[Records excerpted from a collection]
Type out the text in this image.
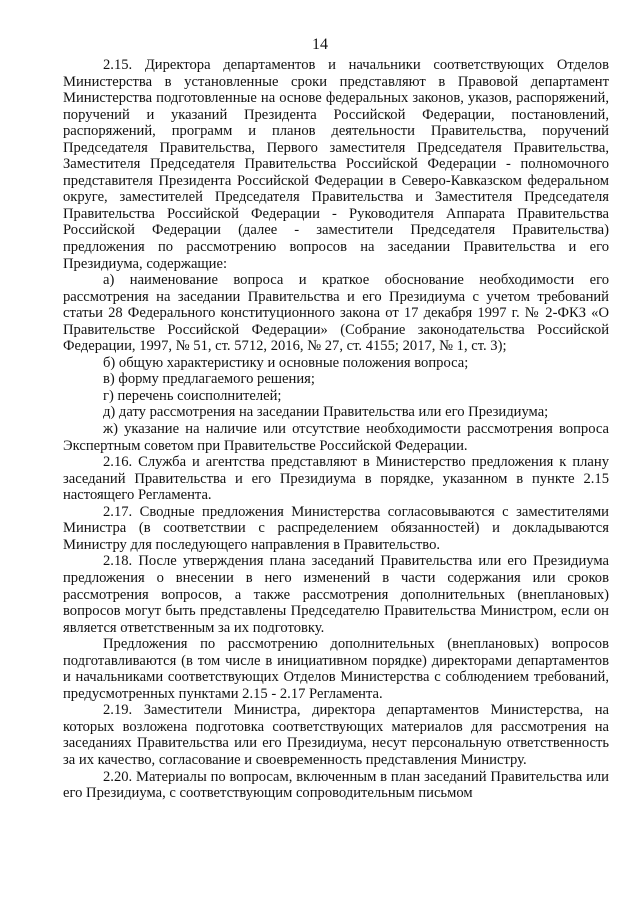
14

2.15. Директора департаментов и начальники соответствующих Отделов Министерства в установленные сроки представляют в Правовой департамент Министерства подготовленные на основе федеральных законов, указов, распоряжений, поручений и указаний Президента Российской Федерации, постановлений, распоряжений, программ и планов деятельности Правительства, поручений Председателя Правительства, Первого заместителя Председателя Правительства, Заместителя Председателя Правительства Российской Федерации - полномочного представителя Президента Российской Федерации в Северо-Кавказском федеральном округе, заместителей Председателя Правительства и Заместителя Председателя Правительства Российской Федерации - Руководителя Аппарата Правительства Российской Федерации (далее - заместители Председателя Правительства) предложения по рассмотрению вопросов на заседании Правительства и его Президиума, содержащие:

а) наименование вопроса и краткое обоснование необходимости его рассмотрения на заседании Правительства и его Президиума с учетом требований статьи 28 Федерального конституционного закона от 17 декабря 1997 г. № 2-ФКЗ «О Правительстве Российской Федерации» (Собрание законодательства Российской Федерации, 1997, № 51, ст. 5712, 2016, № 27, ст. 4155; 2017, № 1, ст. 3);

б) общую характеристику и основные положения вопроса;

в) форму предлагаемого решения;

г) перечень соисполнителей;

д) дату рассмотрения на заседании Правительства или его Президиума;

ж) указание на наличие или отсутствие необходимости рассмотрения вопроса Экспертным советом при Правительстве Российской Федерации.

2.16. Служба и агентства представляют в Министерство предложения к плану заседаний Правительства и его Президиума в порядке, указанном в пункте 2.15 настоящего Регламента.

2.17. Сводные предложения Министерства согласовываются с заместителями Министра (в соответствии с распределением обязанностей) и докладываются Министру для последующего направления в Правительство.

2.18. После утверждения плана заседаний Правительства или его Президиума предложения о внесении в него изменений в части содержания или сроков рассмотрения вопросов, а также рассмотрения дополнительных (внеплановых) вопросов могут быть представлены Председателю Правительства Министром, если он является ответственным за их подготовку.

Предложения по рассмотрению дополнительных (внеплановых) вопросов подготавливаются (в том числе в инициативном порядке) директорами департаментов и начальниками соответствующих Отделов Министерства с соблюдением требований, предусмотренных пунктами 2.15 - 2.17 Регламента.

2.19. Заместители Министра, директора департаментов Министерства, на которых возложена подготовка соответствующих материалов для рассмотрения на заседаниях Правительства или его Президиума, несут персональную ответственность за их качество, согласование и своевременность представления Министру.

2.20. Материалы по вопросам, включенным в план заседаний Правительства или его Президиума, с соответствующим сопроводительным письмом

_WHAT IS BEING ASKED_.
Print out the whole of the material word for word, without pictures.

_FULL RESPONSE_.
Type out the text in this image.
14

2.15. Директора департаментов и начальники соответствующих Отделов Министерства в установленные сроки представляют в Правовой департамент Министерства подготовленные на основе федеральных законов, указов, распоряжений, поручений и указаний Президента Российской Федерации, постановлений, распоряжений, программ и планов деятельности Правительства, поручений Председателя Правительства, Первого заместителя Председателя Правительства, Заместителя Председателя Правительства Российской Федерации - полномочного представителя Президента Российской Федерации в Северо-Кавказском федеральном округе, заместителей Председателя Правительства и Заместителя Председателя Правительства Российской Федерации - Руководителя Аппарата Правительства Российской Федерации (далее - заместители Председателя Правительства) предложения по рассмотрению вопросов на заседании Правительства и его Президиума, содержащие:

а) наименование вопроса и краткое обоснование необходимости его рассмотрения на заседании Правительства и его Президиума с учетом требований статьи 28 Федерального конституционного закона от 17 декабря 1997 г. № 2-ФКЗ «О Правительстве Российской Федерации» (Собрание законодательства Российской Федерации, 1997, № 51, ст. 5712, 2016, № 27, ст. 4155; 2017, № 1, ст. 3);

б) общую характеристику и основные положения вопроса;

в) форму предлагаемого решения;

г) перечень соисполнителей;

д) дату рассмотрения на заседании Правительства или его Президиума;

ж) указание на наличие или отсутствие необходимости рассмотрения вопроса Экспертным советом при Правительстве Российской Федерации.

2.16. Служба и агентства представляют в Министерство предложения к плану заседаний Правительства и его Президиума в порядке, указанном в пункте 2.15 настоящего Регламента.

2.17. Сводные предложения Министерства согласовываются с заместителями Министра (в соответствии с распределением обязанностей) и докладываются Министру для последующего направления в Правительство.

2.18. После утверждения плана заседаний Правительства или его Президиума предложения о внесении в него изменений в части содержания или сроков рассмотрения вопросов, а также рассмотрения дополнительных (внеплановых) вопросов могут быть представлены Председателю Правительства Министром, если он является ответственным за их подготовку.

Предложения по рассмотрению дополнительных (внеплановых) вопросов подготавливаются (в том числе в инициативном порядке) директорами департаментов и начальниками соответствующих Отделов Министерства с соблюдением требований, предусмотренных пунктами 2.15 - 2.17 Регламента.

2.19. Заместители Министра, директора департаментов Министерства, на которых возложена подготовка соответствующих материалов для рассмотрения на заседаниях Правительства или его Президиума, несут персональную ответственность за их качество, согласование и своевременность представления Министру.

2.20. Материалы по вопросам, включенным в план заседаний Правительства или его Президиума, с соответствующим сопроводительным письмом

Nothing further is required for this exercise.